— Start PROVIDED MATERIAL —

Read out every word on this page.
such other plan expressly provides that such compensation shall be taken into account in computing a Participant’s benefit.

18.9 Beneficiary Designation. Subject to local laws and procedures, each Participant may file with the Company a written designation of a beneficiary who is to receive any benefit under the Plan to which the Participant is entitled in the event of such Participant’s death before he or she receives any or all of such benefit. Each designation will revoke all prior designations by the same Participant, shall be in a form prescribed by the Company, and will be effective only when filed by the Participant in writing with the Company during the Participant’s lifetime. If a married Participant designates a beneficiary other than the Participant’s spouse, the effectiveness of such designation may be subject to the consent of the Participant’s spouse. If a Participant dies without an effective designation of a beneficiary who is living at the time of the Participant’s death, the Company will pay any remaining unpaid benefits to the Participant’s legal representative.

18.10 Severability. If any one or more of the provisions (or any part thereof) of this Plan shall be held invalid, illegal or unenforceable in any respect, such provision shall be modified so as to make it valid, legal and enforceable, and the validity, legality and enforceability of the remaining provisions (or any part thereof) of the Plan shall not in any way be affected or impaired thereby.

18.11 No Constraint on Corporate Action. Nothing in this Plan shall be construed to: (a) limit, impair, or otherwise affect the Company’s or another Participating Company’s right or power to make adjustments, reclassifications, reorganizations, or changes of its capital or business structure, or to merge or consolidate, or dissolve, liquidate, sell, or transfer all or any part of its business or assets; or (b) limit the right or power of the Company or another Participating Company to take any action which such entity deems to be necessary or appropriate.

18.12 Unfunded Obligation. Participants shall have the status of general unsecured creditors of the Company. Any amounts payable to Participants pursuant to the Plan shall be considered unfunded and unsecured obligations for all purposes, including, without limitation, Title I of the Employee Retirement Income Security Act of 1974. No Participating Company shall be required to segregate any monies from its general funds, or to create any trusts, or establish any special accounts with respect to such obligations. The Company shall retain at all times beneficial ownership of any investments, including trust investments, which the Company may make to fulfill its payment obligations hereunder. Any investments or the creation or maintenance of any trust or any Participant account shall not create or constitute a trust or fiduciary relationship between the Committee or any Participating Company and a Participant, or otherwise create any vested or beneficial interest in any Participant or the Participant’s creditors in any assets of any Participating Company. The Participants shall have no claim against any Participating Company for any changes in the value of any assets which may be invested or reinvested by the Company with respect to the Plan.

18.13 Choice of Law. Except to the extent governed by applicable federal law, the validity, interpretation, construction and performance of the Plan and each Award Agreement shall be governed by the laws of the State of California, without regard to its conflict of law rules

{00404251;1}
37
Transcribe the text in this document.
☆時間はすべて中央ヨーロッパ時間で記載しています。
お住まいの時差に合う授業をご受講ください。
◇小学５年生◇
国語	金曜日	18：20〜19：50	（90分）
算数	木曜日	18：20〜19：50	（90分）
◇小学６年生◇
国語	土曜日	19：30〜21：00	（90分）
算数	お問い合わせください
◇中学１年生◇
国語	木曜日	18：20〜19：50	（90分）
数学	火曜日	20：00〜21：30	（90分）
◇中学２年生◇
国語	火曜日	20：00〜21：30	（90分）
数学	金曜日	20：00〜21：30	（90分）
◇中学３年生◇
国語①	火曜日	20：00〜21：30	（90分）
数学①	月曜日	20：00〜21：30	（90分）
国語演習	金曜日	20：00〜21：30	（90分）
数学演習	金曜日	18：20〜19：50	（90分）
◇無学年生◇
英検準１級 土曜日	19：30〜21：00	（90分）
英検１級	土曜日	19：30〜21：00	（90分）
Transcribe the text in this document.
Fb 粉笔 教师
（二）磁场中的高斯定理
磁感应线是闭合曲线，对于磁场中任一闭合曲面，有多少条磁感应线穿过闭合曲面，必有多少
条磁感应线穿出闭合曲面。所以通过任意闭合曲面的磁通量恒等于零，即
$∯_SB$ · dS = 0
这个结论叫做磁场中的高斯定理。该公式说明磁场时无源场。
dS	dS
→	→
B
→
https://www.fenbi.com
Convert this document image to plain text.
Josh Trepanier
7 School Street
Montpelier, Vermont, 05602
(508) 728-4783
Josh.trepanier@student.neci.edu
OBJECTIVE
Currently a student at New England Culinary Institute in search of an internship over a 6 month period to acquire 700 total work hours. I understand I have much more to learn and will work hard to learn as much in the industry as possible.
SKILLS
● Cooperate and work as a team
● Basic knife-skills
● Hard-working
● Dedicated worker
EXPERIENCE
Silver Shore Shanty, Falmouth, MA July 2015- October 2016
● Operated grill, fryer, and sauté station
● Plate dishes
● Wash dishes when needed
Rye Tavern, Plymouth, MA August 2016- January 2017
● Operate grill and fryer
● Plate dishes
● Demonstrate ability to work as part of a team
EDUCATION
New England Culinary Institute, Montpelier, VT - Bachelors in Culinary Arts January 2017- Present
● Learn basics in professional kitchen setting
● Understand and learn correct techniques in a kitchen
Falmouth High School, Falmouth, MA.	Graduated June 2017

— End PROVIDED MATERIAL —

Nothing in the data may differ; print all of it exactly as written.

Read out every word on this page.
such other plan expressly provides that such compensation shall be taken into account in computing a Participant’s benefit.

18.9 Beneficiary Designation. Subject to local laws and procedures, each Participant may file with the Company a written designation of a beneficiary who is to receive any benefit under the Plan to which the Participant is entitled in the event of such Participant’s death before he or she receives any or all of such benefit. Each designation will revoke all prior designations by the same Participant, shall be in a form prescribed by the Company, and will be effective only when filed by the Participant in writing with the Company during the Participant’s lifetime. If a married Participant designates a beneficiary other than the Participant’s spouse, the effectiveness of such designation may be subject to the consent of the Participant’s spouse. If a Participant dies without an effective designation of a beneficiary who is living at the time of the Participant’s death, the Company will pay any remaining unpaid benefits to the Participant’s legal representative.

18.10 Severability. If any one or more of the provisions (or any part thereof) of this Plan shall be held invalid, illegal or unenforceable in any respect, such provision shall be modified so as to make it valid, legal and enforceable, and the validity, legality and enforceability of the remaining provisions (or any part thereof) of the Plan shall not in any way be affected or impaired thereby.

18.11 No Constraint on Corporate Action. Nothing in this Plan shall be construed to: (a) limit, impair, or otherwise affect the Company’s or another Participating Company’s right or power to make adjustments, reclassifications, reorganizations, or changes of its capital or business structure, or to merge or consolidate, or dissolve, liquidate, sell, or transfer all or any part of its business or assets; or (b) limit the right or power of the Company or another Participating Company to take any action which such entity deems to be necessary or appropriate.

18.12 Unfunded Obligation. Participants shall have the status of general unsecured creditors of the Company. Any amounts payable to Participants pursuant to the Plan shall be considered unfunded and unsecured obligations for all purposes, including, without limitation, Title I of the Employee Retirement Income Security Act of 1974. No Participating Company shall be required to segregate any monies from its general funds, or to create any trusts, or establish any special accounts with respect to such obligations. The Company shall retain at all times beneficial ownership of any investments, including trust investments, which the Company may make to fulfill its payment obligations hereunder. Any investments or the creation or maintenance of any trust or any Participant account shall not create or constitute a trust or fiduciary relationship between the Committee or any Participating Company and a Participant, or otherwise create any vested or beneficial interest in any Participant or the Participant’s creditors in any assets of any Participating Company. The Participants shall have no claim against any Participating Company for any changes in the value of any assets which may be invested or reinvested by the Company with respect to the Plan.

18.13 Choice of Law. Except to the extent governed by applicable federal law, the validity, interpretation, construction and performance of the Plan and each Award Agreement shall be governed by the laws of the State of California, without regard to its conflict of law rules

{00404251;1}
37
Transcribe the text in this document.
☆時間はすべて中央ヨーロッパ時間で記載しています。
お住まいの時差に合う授業をご受講ください。
◇小学５年生◇
国語	金曜日	18：20〜19：50	（90分）
算数	木曜日	18：20〜19：50	（90分）
◇小学６年生◇
国語	土曜日	19：30〜21：00	（90分）
算数	お問い合わせください
◇中学１年生◇
国語	木曜日	18：20〜19：50	（90分）
数学	火曜日	20：00〜21：30	（90分）
◇中学２年生◇
国語	火曜日	20：00〜21：30	（90分）
数学	金曜日	20：00〜21：30	（90分）
◇中学３年生◇
国語①	火曜日	20：00〜21：30	（90分）
数学①	月曜日	20：00〜21：30	（90分）
国語演習	金曜日	20：00〜21：30	（90分）
数学演習	金曜日	18：20〜19：50	（90分）
◇無学年生◇
英検準１級 土曜日	19：30〜21：00	（90分）
英検１級	土曜日	19：30〜21：00	（90分）
Transcribe the text in this document.
Fb 粉笔 教师
（二）磁场中的高斯定理
磁感应线是闭合曲线，对于磁场中任一闭合曲面，有多少条磁感应线穿过闭合曲面，必有多少
条磁感应线穿出闭合曲面。所以通过任意闭合曲面的磁通量恒等于零，即
$∯_SB$ · dS = 0
这个结论叫做磁场中的高斯定理。该公式说明磁场时无源场。
dS	dS
→	→
B
→
https://www.fenbi.com
Convert this document image to plain text.
Josh Trepanier
7 School Street
Montpelier, Vermont, 05602
(508) 728-4783
Josh.trepanier@student.neci.edu
OBJECTIVE
Currently a student at New England Culinary Institute in search of an internship over a 6 month period to acquire 700 total work hours. I understand I have much more to learn and will work hard to learn as much in the industry as possible.
SKILLS
● Cooperate and work as a team
● Basic knife-skills
● Hard-working
● Dedicated worker
EXPERIENCE
Silver Shore Shanty, Falmouth, MA July 2015- October 2016
● Operated grill, fryer, and sauté station
● Plate dishes
● Wash dishes when needed
Rye Tavern, Plymouth, MA August 2016- January 2017
● Operate grill and fryer
● Plate dishes
● Demonstrate ability to work as part of a team
EDUCATION
New England Culinary Institute, Montpelier, VT - Bachelors in Culinary Arts January 2017- Present
● Learn basics in professional kitchen setting
● Understand and learn correct techniques in a kitchen
Falmouth High School, Falmouth, MA.	Graduated June 2017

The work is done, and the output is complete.